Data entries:
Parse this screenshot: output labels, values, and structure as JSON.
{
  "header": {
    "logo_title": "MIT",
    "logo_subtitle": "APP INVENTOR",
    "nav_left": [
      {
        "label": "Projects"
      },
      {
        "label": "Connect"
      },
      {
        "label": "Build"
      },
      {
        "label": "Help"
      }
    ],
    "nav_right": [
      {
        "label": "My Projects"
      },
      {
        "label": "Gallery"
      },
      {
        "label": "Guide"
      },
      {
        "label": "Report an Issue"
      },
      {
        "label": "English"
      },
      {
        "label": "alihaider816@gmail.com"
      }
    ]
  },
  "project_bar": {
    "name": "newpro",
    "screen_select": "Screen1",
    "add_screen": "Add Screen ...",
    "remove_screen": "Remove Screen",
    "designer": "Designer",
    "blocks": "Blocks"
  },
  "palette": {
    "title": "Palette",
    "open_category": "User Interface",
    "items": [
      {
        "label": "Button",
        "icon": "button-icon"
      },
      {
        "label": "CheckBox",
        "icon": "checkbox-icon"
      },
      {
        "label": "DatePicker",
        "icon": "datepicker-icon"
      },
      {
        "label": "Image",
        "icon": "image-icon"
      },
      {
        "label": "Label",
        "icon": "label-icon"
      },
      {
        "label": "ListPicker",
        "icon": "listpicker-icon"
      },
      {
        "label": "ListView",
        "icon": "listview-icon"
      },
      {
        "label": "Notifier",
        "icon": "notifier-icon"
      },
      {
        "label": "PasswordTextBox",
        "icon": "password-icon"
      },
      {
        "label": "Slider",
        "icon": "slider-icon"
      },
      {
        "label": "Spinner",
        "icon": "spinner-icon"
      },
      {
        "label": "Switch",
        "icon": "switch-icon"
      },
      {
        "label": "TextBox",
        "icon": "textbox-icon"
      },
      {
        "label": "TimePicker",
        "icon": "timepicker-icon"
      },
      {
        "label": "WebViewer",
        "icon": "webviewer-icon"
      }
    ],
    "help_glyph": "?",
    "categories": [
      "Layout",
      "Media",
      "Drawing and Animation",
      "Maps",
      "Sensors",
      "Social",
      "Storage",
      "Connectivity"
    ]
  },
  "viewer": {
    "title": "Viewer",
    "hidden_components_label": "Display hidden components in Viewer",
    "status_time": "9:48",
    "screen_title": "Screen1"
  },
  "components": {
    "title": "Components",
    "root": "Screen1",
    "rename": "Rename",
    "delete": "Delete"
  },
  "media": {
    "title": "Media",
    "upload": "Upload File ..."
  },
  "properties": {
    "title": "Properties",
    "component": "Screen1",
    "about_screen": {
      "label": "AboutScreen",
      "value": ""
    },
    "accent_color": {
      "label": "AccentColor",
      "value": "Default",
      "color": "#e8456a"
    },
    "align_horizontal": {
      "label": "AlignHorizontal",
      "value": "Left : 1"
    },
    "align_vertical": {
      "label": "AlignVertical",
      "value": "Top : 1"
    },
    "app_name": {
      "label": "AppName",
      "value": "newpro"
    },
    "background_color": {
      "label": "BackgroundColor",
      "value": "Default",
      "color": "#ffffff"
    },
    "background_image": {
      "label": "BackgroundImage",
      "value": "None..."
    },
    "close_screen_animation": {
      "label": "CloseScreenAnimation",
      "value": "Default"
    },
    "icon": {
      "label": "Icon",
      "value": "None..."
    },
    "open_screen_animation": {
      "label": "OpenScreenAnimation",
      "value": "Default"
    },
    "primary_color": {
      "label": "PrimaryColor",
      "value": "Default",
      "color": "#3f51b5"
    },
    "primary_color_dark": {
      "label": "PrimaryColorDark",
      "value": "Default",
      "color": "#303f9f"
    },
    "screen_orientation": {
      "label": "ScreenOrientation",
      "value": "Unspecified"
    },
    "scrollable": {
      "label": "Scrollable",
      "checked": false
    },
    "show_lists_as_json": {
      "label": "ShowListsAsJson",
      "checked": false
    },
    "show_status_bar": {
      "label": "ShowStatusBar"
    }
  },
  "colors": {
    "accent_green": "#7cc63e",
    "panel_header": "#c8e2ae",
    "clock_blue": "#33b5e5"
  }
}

(EXERCISE INSTRUCTIONS)
Please repeat the material above, word for word and in full.

(EXERCISE OUTPUT)
Parse this screenshot: output labels, values, and structure as JSON.
{
  "header": {
    "logo_title": "MIT",
    "logo_subtitle": "APP INVENTOR",
    "nav_left": [
      {
        "label": "Projects"
      },
      {
        "label": "Connect"
      },
      {
        "label": "Build"
      },
      {
        "label": "Help"
      }
    ],
    "nav_right": [
      {
        "label": "My Projects"
      },
      {
        "label": "Gallery"
      },
      {
        "label": "Guide"
      },
      {
        "label": "Report an Issue"
      },
      {
        "label": "English"
      },
      {
        "label": "alihaider816@gmail.com"
      }
    ]
  },
  "project_bar": {
    "name": "newpro",
    "screen_select": "Screen1",
    "add_screen": "Add Screen ...",
    "remove_screen": "Remove Screen",
    "designer": "Designer",
    "blocks": "Blocks"
  },
  "palette": {
    "title": "Palette",
    "open_category": "User Interface",
    "items": [
      {
        "label": "Button",
        "icon": "button-icon"
      },
      {
        "label": "CheckBox",
        "icon": "checkbox-icon"
      },
      {
        "label": "DatePicker",
        "icon": "datepicker-icon"
      },
      {
        "label": "Image",
        "icon": "image-icon"
      },
      {
        "label": "Label",
        "icon": "label-icon"
      },
      {
        "label": "ListPicker",
        "icon": "listpicker-icon"
      },
      {
        "label": "ListView",
        "icon": "listview-icon"
      },
      {
        "label": "Notifier",
        "icon": "notifier-icon"
      },
      {
        "label": "PasswordTextBox",
        "icon": "password-icon"
      },
      {
        "label": "Slider",
        "icon": "slider-icon"
      },
      {
        "label": "Spinner",
        "icon": "spinner-icon"
      },
      {
        "label": "Switch",
        "icon": "switch-icon"
      },
      {
        "label": "TextBox",
        "icon": "textbox-icon"
      },
      {
        "label": "TimePicker",
        "icon": "timepicker-icon"
      },
      {
        "label": "WebViewer",
        "icon": "webviewer-icon"
      }
    ],
    "help_glyph": "?",
    "categories": [
      "Layout",
      "Media",
      "Drawing and Animation",
      "Maps",
      "Sensors",
      "Social",
      "Storage",
      "Connectivity"
    ]
  },
  "viewer": {
    "title": "Viewer",
    "hidden_components_label": "Display hidden components in Viewer",
    "status_time": "9:48",
    "screen_title": "Screen1"
  },
  "components": {
    "title": "Components",
    "root": "Screen1",
    "rename": "Rename",
    "delete": "Delete"
  },
  "media": {
    "title": "Media",
    "upload": "Upload File ..."
  },
  "properties": {
    "title": "Properties",
    "component": "Screen1",
    "about_screen": {
      "label": "AboutScreen",
      "value": ""
    },
    "accent_color": {
      "label": "AccentColor",
      "value": "Default",
      "color": "#e8456a"
    },
    "align_horizontal": {
      "label": "AlignHorizontal",
      "value": "Left : 1"
    },
    "align_vertical": {
      "label": "AlignVertical",
      "value": "Top : 1"
    },
    "app_name": {
      "label": "AppName",
      "value": "newpro"
    },
    "background_color": {
      "label": "BackgroundColor",
      "value": "Default",
      "color": "#ffffff"
    },
    "background_image": {
      "label": "BackgroundImage",
      "value": "None..."
    },
    "close_screen_animation": {
      "label": "CloseScreenAnimation",
      "value": "Default"
    },
    "icon": {
      "label": "Icon",
      "value": "None..."
    },
    "open_screen_animation": {
      "label": "OpenScreenAnimation",
      "value": "Default"
    },
    "primary_color": {
      "label": "PrimaryColor",
      "value": "Default",
      "color": "#3f51b5"
    },
    "primary_color_dark": {
      "label": "PrimaryColorDark",
      "value": "Default",
      "color": "#303f9f"
    },
    "screen_orientation": {
      "label": "ScreenOrientation",
      "value": "Unspecified"
    },
    "scrollable": {
      "label": "Scrollable",
      "checked": false
    },
    "show_lists_as_json": {
      "label": "ShowListsAsJson",
      "checked": false
    },
    "show_status_bar": {
      "label": "ShowStatusBar"
    }
  },
  "colors": {
    "accent_green": "#7cc63e",
    "panel_header": "#c8e2ae",
    "clock_blue": "#33b5e5"
  }
}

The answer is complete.